----- Input -----

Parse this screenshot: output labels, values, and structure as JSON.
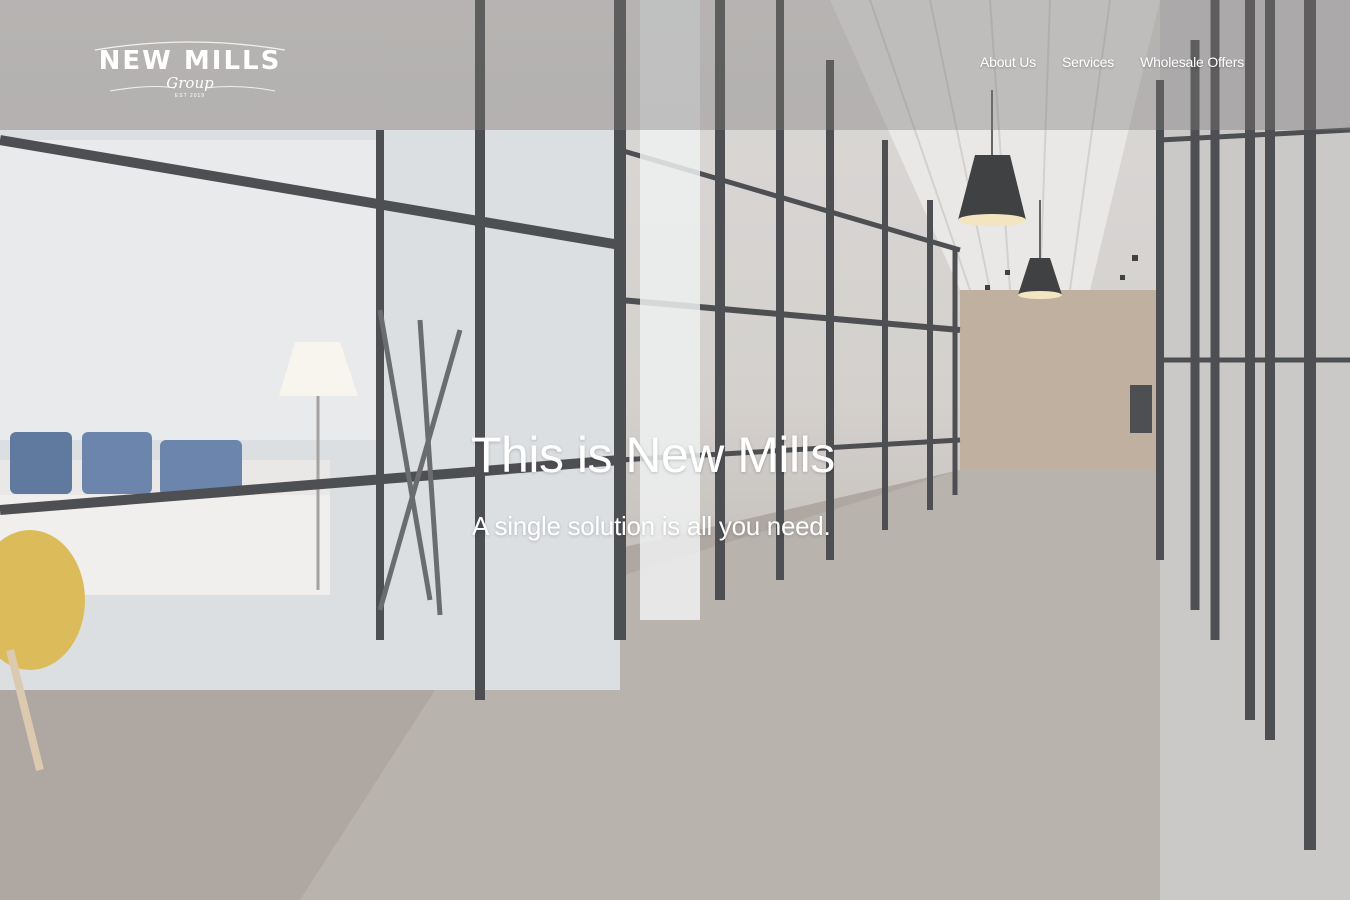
{
  "brand": {
    "name": "NEW MILLS",
    "sub": "Group",
    "est": "EST 2019"
  },
  "nav": {
    "items": [
      {
        "label": "About Us"
      },
      {
        "label": "Services"
      },
      {
        "label": "Wholesale Offers"
      }
    ]
  },
  "hero": {
    "title": "This is New Mills",
    "subtitle": "A single solution is all you need."
  }
}
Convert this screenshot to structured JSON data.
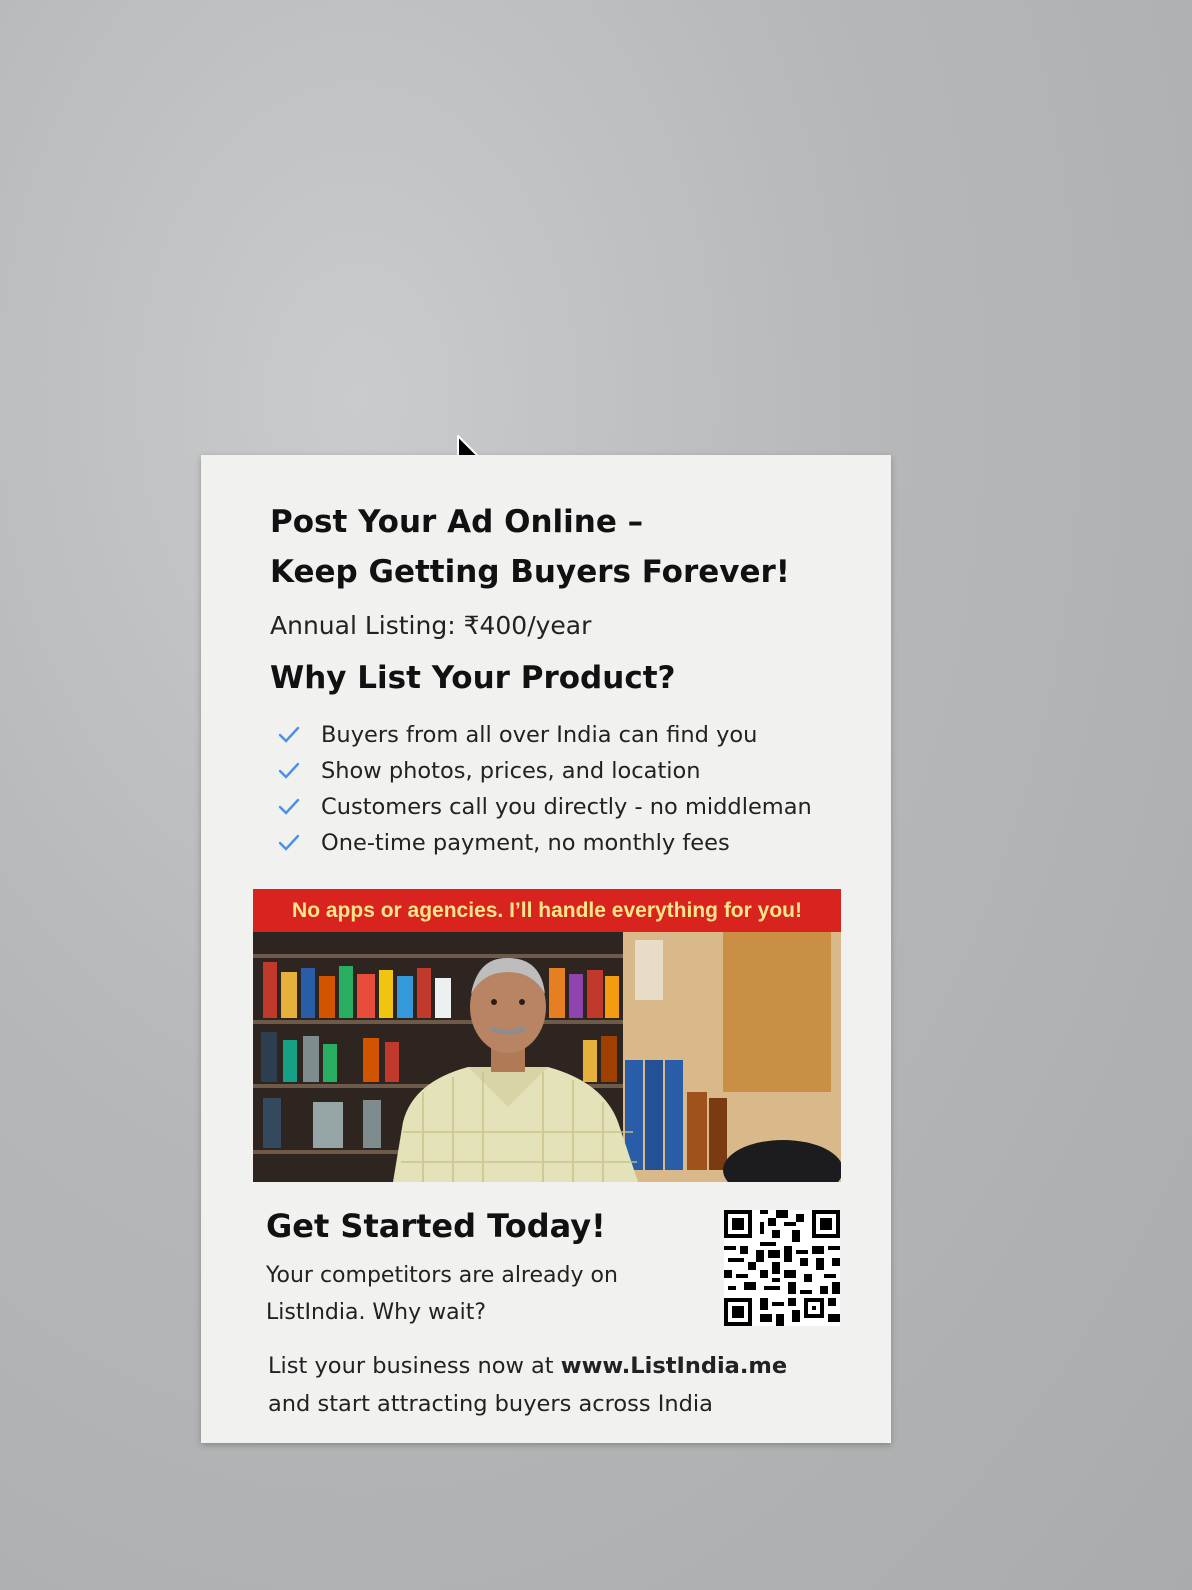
{
  "flyer": {
    "headline_line1": "Post Your Ad Online –",
    "headline_line2": "Keep Getting Buyers Forever!",
    "pricing": "Annual Listing: ₹400/year",
    "why_title": "Why List Your Product?",
    "benefits": [
      "Buyers from all over India can find you",
      "Show photos, prices, and location",
      "Customers call you directly - no middleman",
      "One-time payment, no monthly fees"
    ],
    "banner": "No apps or agencies. I’ll handle everything for you!",
    "cta_title": "Get Started Today!",
    "cta_line1": "Your competitors are already on",
    "cta_line2": "ListIndia. Why wait?",
    "list_prefix": "List your business now at ",
    "website": "www.ListIndia.me",
    "list_suffix": "and start attracting buyers across India"
  },
  "colors": {
    "banner_bg": "#d8231f",
    "banner_text": "#fbe68b",
    "check": "#4a90e2"
  },
  "icons": {
    "cursor": "mouse-pointer-icon",
    "check": "check-icon",
    "qr": "qr-code"
  }
}
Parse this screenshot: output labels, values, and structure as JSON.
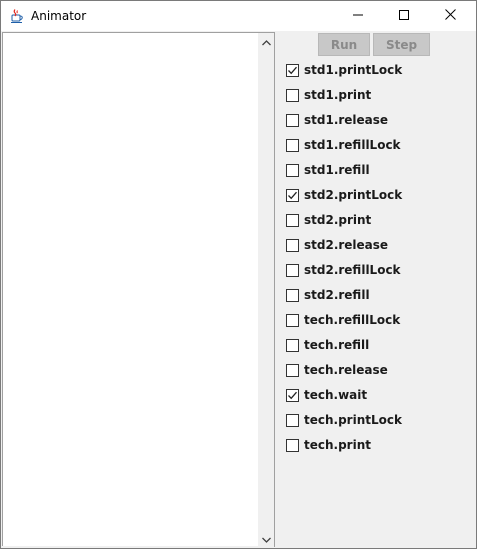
{
  "window": {
    "title": "Animator",
    "app_icon": "java-cup-icon",
    "controls": [
      "minimize-icon",
      "maximize-icon",
      "close-icon"
    ]
  },
  "toolbar": {
    "run_label": "Run",
    "step_label": "Step"
  },
  "checkboxes": [
    {
      "label": "std1.printLock",
      "checked": true
    },
    {
      "label": "std1.print",
      "checked": false
    },
    {
      "label": "std1.release",
      "checked": false
    },
    {
      "label": "std1.refillLock",
      "checked": false
    },
    {
      "label": "std1.refill",
      "checked": false
    },
    {
      "label": "std2.printLock",
      "checked": true
    },
    {
      "label": "std2.print",
      "checked": false
    },
    {
      "label": "std2.release",
      "checked": false
    },
    {
      "label": "std2.refillLock",
      "checked": false
    },
    {
      "label": "std2.refill",
      "checked": false
    },
    {
      "label": "tech.refillLock",
      "checked": false
    },
    {
      "label": "tech.refill",
      "checked": false
    },
    {
      "label": "tech.release",
      "checked": false
    },
    {
      "label": "tech.wait",
      "checked": true
    },
    {
      "label": "tech.printLock",
      "checked": false
    },
    {
      "label": "tech.print",
      "checked": false
    }
  ],
  "scrollbar": {
    "up_icon": "chevron-up-icon",
    "down_icon": "chevron-down-icon"
  }
}
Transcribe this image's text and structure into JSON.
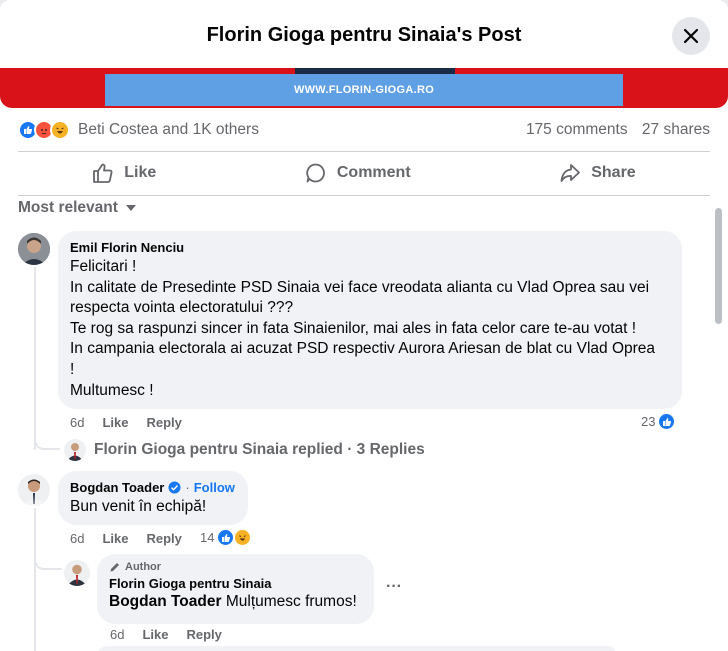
{
  "header": {
    "title": "Florin Gioga pentru Sinaia's Post"
  },
  "post": {
    "banner_text": "WWW.FLORIN-GIOGA.RO"
  },
  "stats": {
    "reactions_text": "Beti Costea and 1K others",
    "comments": "175 comments",
    "shares": "27 shares"
  },
  "actions": {
    "like": "Like",
    "comment": "Comment",
    "share": "Share"
  },
  "sort_label": "Most relevant",
  "comments": [
    {
      "author": "Emil Florin Nenciu",
      "lines": [
        "Felicitari !",
        "In calitate de Presedinte PSD Sinaia vei face vreodata alianta cu Vlad Oprea sau vei",
        "respecta vointa electoratului ???",
        "Te rog sa raspunzi sincer in fata Sinaienilor, mai ales in fata celor care te-au votat !",
        "In campania electorala ai acuzat PSD respectiv Aurora Ariesan de blat cu Vlad Oprea",
        "!",
        "Multumesc !"
      ],
      "time": "6d",
      "like": "Like",
      "reply": "Reply",
      "reactions": "23",
      "replied_text": "Florin Gioga pentru Sinaia replied · 3 Replies"
    },
    {
      "author": "Bogdan Toader",
      "follow": "Follow",
      "text": "Bun venit în echipă!",
      "time": "6d",
      "like": "Like",
      "reply": "Reply",
      "reactions": "14"
    }
  ],
  "reply": {
    "badge": "Author",
    "author": "Florin Gioga pentru Sinaia",
    "mention": "Bogdan Toader",
    "text": "Mulțumesc frumos!",
    "time": "6d",
    "like": "Like",
    "reply": "Reply",
    "more": "···"
  }
}
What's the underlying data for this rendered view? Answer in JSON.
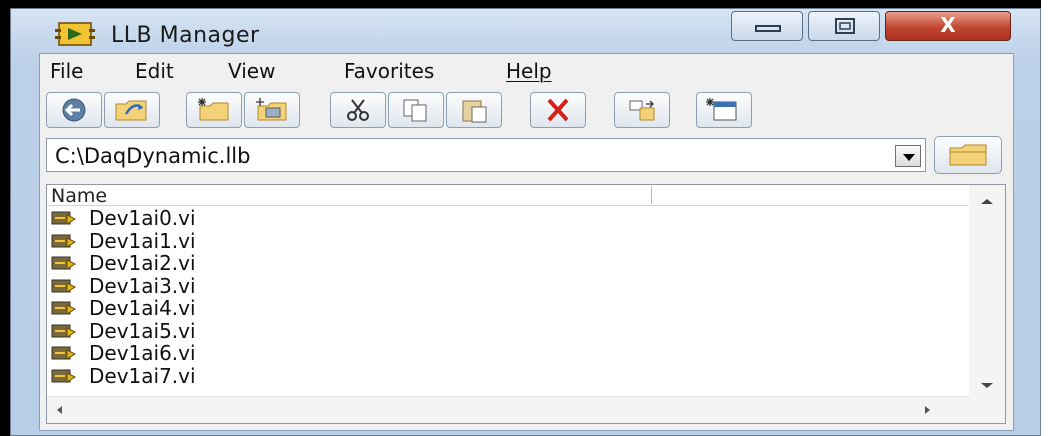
{
  "window": {
    "title": "LLB Manager",
    "buttons": {
      "minimize": "▭",
      "maximize": "▢",
      "close": "X"
    },
    "accent_close": "#c2462f"
  },
  "menu": [
    {
      "label": "File"
    },
    {
      "label": "Edit"
    },
    {
      "label": "View"
    },
    {
      "label": "Favorites"
    },
    {
      "label": "Help"
    }
  ],
  "toolbar": [
    {
      "icon": "back-icon"
    },
    {
      "icon": "up-folder-icon"
    },
    {
      "icon": "new-folder-icon"
    },
    {
      "icon": "new-library-icon"
    },
    {
      "icon": "cut-icon"
    },
    {
      "icon": "copy-icon"
    },
    {
      "icon": "paste-icon"
    },
    {
      "icon": "delete-icon"
    },
    {
      "icon": "convert-icon"
    },
    {
      "icon": "properties-icon"
    }
  ],
  "path": {
    "value": "C:\\DaqDynamic.llb"
  },
  "list": {
    "column_name": "Name",
    "files": [
      {
        "name": "Dev1ai0.vi"
      },
      {
        "name": "Dev1ai1.vi"
      },
      {
        "name": "Dev1ai2.vi"
      },
      {
        "name": "Dev1ai3.vi"
      },
      {
        "name": "Dev1ai4.vi"
      },
      {
        "name": "Dev1ai5.vi"
      },
      {
        "name": "Dev1ai6.vi"
      },
      {
        "name": "Dev1ai7.vi"
      }
    ]
  }
}
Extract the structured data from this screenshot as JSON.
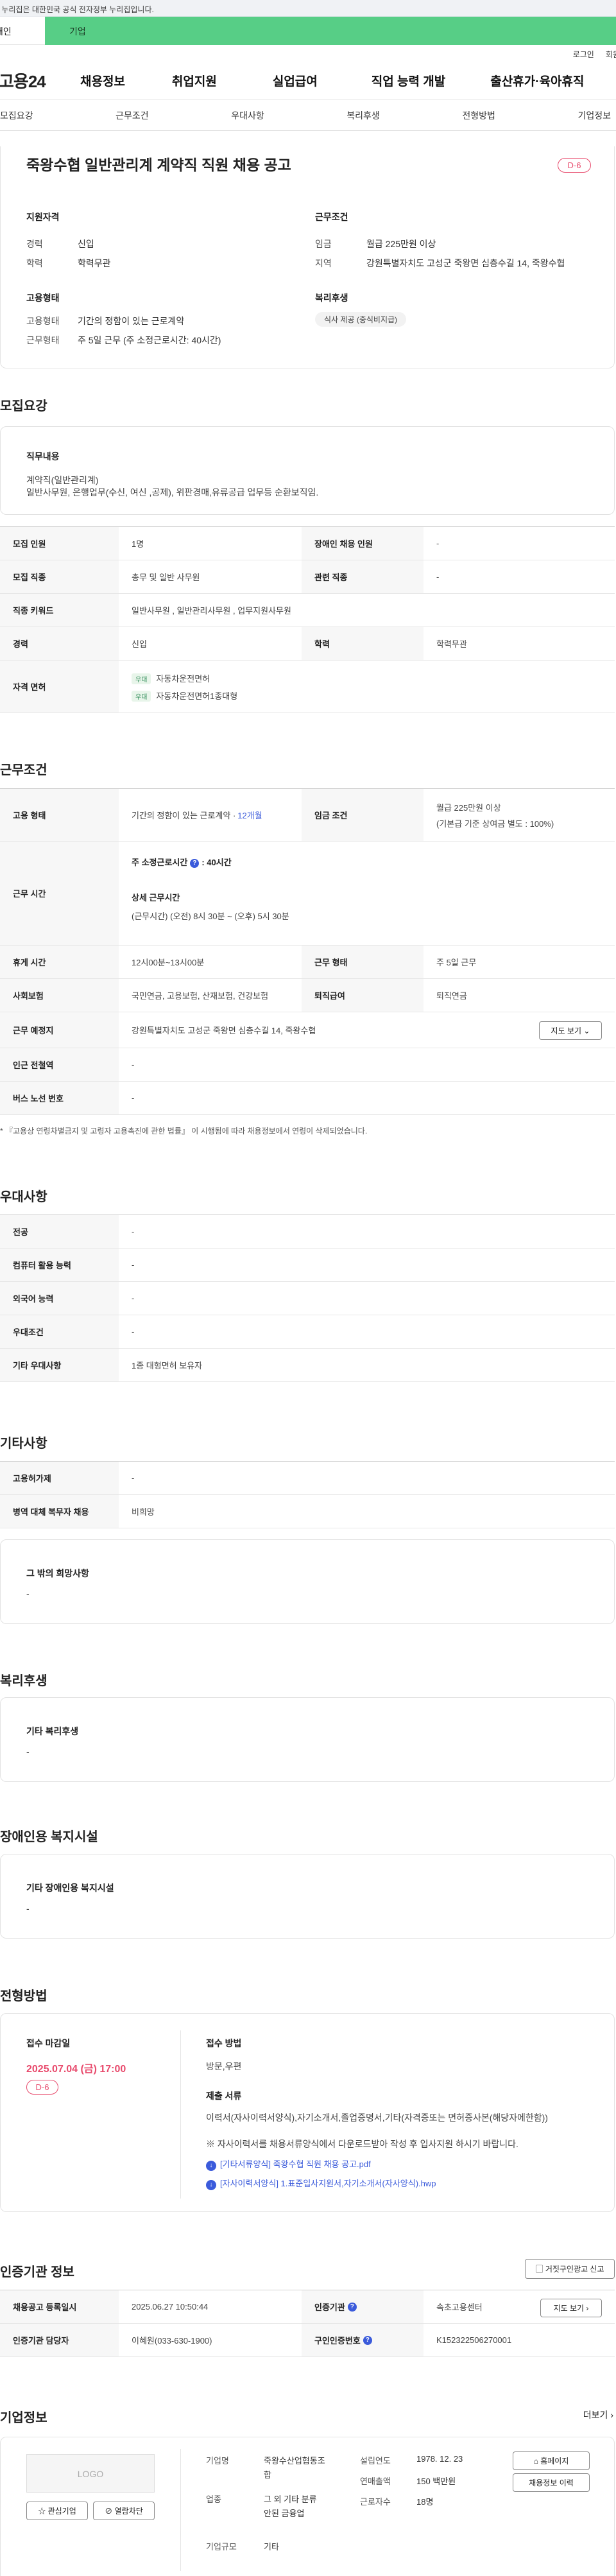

-----

_What the task requires_
Except for the pictures, copy every line of the records above exactly.

_Result_
Parse this screenshot: output labels, values, and structure as JSON.
{
  "brand": {
    "name": "NEW MILLS",
    "sub": "Group",
    "est": "EST 2019"
  },
  "nav": {
    "items": [
      {
        "label": "About Us"
      },
      {
        "label": "Services"
      },
      {
        "label": "Wholesale Offers"
      }
    ]
  },
  "hero": {
    "title": "This is New Mills",
    "subtitle": "A single solution is all you need."
  }
}
Convert this screenshot to structured JSON data.
{
  "flyer": {
    "headline_line1": "Post Your Ad Online –",
    "headline_line2": "Keep Getting Buyers Forever!",
    "pricing": "Annual Listing: ₹400/year",
    "why_title": "Why List Your Product?",
    "benefits": [
      "Buyers from all over India can find you",
      "Show photos, prices, and location",
      "Customers call you directly - no middleman",
      "One-time payment, no monthly fees"
    ],
    "banner": "No apps or agencies. I’ll handle everything for you!",
    "cta_title": "Get Started Today!",
    "cta_line1": "Your competitors are already on",
    "cta_line2": "ListIndia. Why wait?",
    "list_prefix": "List your business now at ",
    "website": "www.ListIndia.me",
    "list_suffix": "and start attracting buyers across India"
  },
  "colors": {
    "banner_bg": "#d8231f",
    "banner_text": "#fbe68b",
    "check": "#4a90e2"
  },
  "icons": {
    "cursor": "mouse-pointer-icon",
    "check": "check-icon",
    "qr": "qr-code"
  }
}
Parse this screenshot: output labels, values, and structure as JSON.
{
  "window": {
    "title": "Animator",
    "app_icon": "java-cup-icon",
    "controls": [
      "minimize-icon",
      "maximize-icon",
      "close-icon"
    ]
  },
  "toolbar": {
    "run_label": "Run",
    "step_label": "Step"
  },
  "checkboxes": [
    {
      "label": "std1.printLock",
      "checked": true
    },
    {
      "label": "std1.print",
      "checked": false
    },
    {
      "label": "std1.release",
      "checked": false
    },
    {
      "label": "std1.refillLock",
      "checked": false
    },
    {
      "label": "std1.refill",
      "checked": false
    },
    {
      "label": "std2.printLock",
      "checked": true
    },
    {
      "label": "std2.print",
      "checked": false
    },
    {
      "label": "std2.release",
      "checked": false
    },
    {
      "label": "std2.refillLock",
      "checked": false
    },
    {
      "label": "std2.refill",
      "checked": false
    },
    {
      "label": "tech.refillLock",
      "checked": false
    },
    {
      "label": "tech.refill",
      "checked": false
    },
    {
      "label": "tech.release",
      "checked": false
    },
    {
      "label": "tech.wait",
      "checked": true
    },
    {
      "label": "tech.printLock",
      "checked": false
    },
    {
      "label": "tech.print",
      "checked": false
    }
  ],
  "scrollbar": {
    "up_icon": "chevron-up-icon",
    "down_icon": "chevron-down-icon"
  }
}
Transcribe this image's text and structure into JSON.
{
  "header": {
    "title": "Florin Gioga pentru Sinaia's Post"
  },
  "post": {
    "banner_text": "WWW.FLORIN-GIOGA.RO"
  },
  "stats": {
    "reactions_text": "Beti Costea and 1K others",
    "comments": "175 comments",
    "shares": "27 shares"
  },
  "actions": {
    "like": "Like",
    "comment": "Comment",
    "share": "Share"
  },
  "sort_label": "Most relevant",
  "comments": [
    {
      "author": "Emil Florin Nenciu",
      "lines": [
        "Felicitari !",
        "In calitate de Presedinte PSD Sinaia vei face vreodata alianta cu Vlad Oprea sau vei",
        "respecta vointa electoratului ???",
        "Te rog sa raspunzi sincer in fata Sinaienilor, mai ales in fata celor care te-au votat !",
        "In campania electorala ai acuzat PSD respectiv Aurora Ariesan de blat cu Vlad Oprea",
        "!",
        "Multumesc !"
      ],
      "time": "6d",
      "like": "Like",
      "reply": "Reply",
      "reactions": "23",
      "replied_text": "Florin Gioga pentru Sinaia replied · 3 Replies"
    },
    {
      "author": "Bogdan Toader",
      "follow": "Follow",
      "text": "Bun venit în echipă!",
      "time": "6d",
      "like": "Like",
      "reply": "Reply",
      "reactions": "14"
    }
  ],
  "reply": {
    "badge": "Author",
    "author": "Florin Gioga pentru Sinaia",
    "mention": "Bogdan Toader",
    "text": "Mulțumesc frumos!",
    "time": "6d",
    "like": "Like",
    "reply": "Reply",
    "more": "···"
  }
}
What's the underlying data for this rendered view? Answer in JSON.
{
  "window": {
    "title": "LLB Manager",
    "buttons": {
      "minimize": "▭",
      "maximize": "▢",
      "close": "X"
    },
    "accent_close": "#c2462f"
  },
  "menu": [
    {
      "label": "File"
    },
    {
      "label": "Edit"
    },
    {
      "label": "View"
    },
    {
      "label": "Favorites"
    },
    {
      "label": "Help"
    }
  ],
  "toolbar": [
    {
      "icon": "back-icon"
    },
    {
      "icon": "up-folder-icon"
    },
    {
      "icon": "new-folder-icon"
    },
    {
      "icon": "new-library-icon"
    },
    {
      "icon": "cut-icon"
    },
    {
      "icon": "copy-icon"
    },
    {
      "icon": "paste-icon"
    },
    {
      "icon": "delete-icon"
    },
    {
      "icon": "convert-icon"
    },
    {
      "icon": "properties-icon"
    }
  ],
  "path": {
    "value": "C:\\DaqDynamic.llb"
  },
  "list": {
    "column_name": "Name",
    "files": [
      {
        "name": "Dev1ai0.vi"
      },
      {
        "name": "Dev1ai1.vi"
      },
      {
        "name": "Dev1ai2.vi"
      },
      {
        "name": "Dev1ai3.vi"
      },
      {
        "name": "Dev1ai4.vi"
      },
      {
        "name": "Dev1ai5.vi"
      },
      {
        "name": "Dev1ai6.vi"
      },
      {
        "name": "Dev1ai7.vi"
      }
    ]
  }
}
Extract the structured data from this screenshot as JSON.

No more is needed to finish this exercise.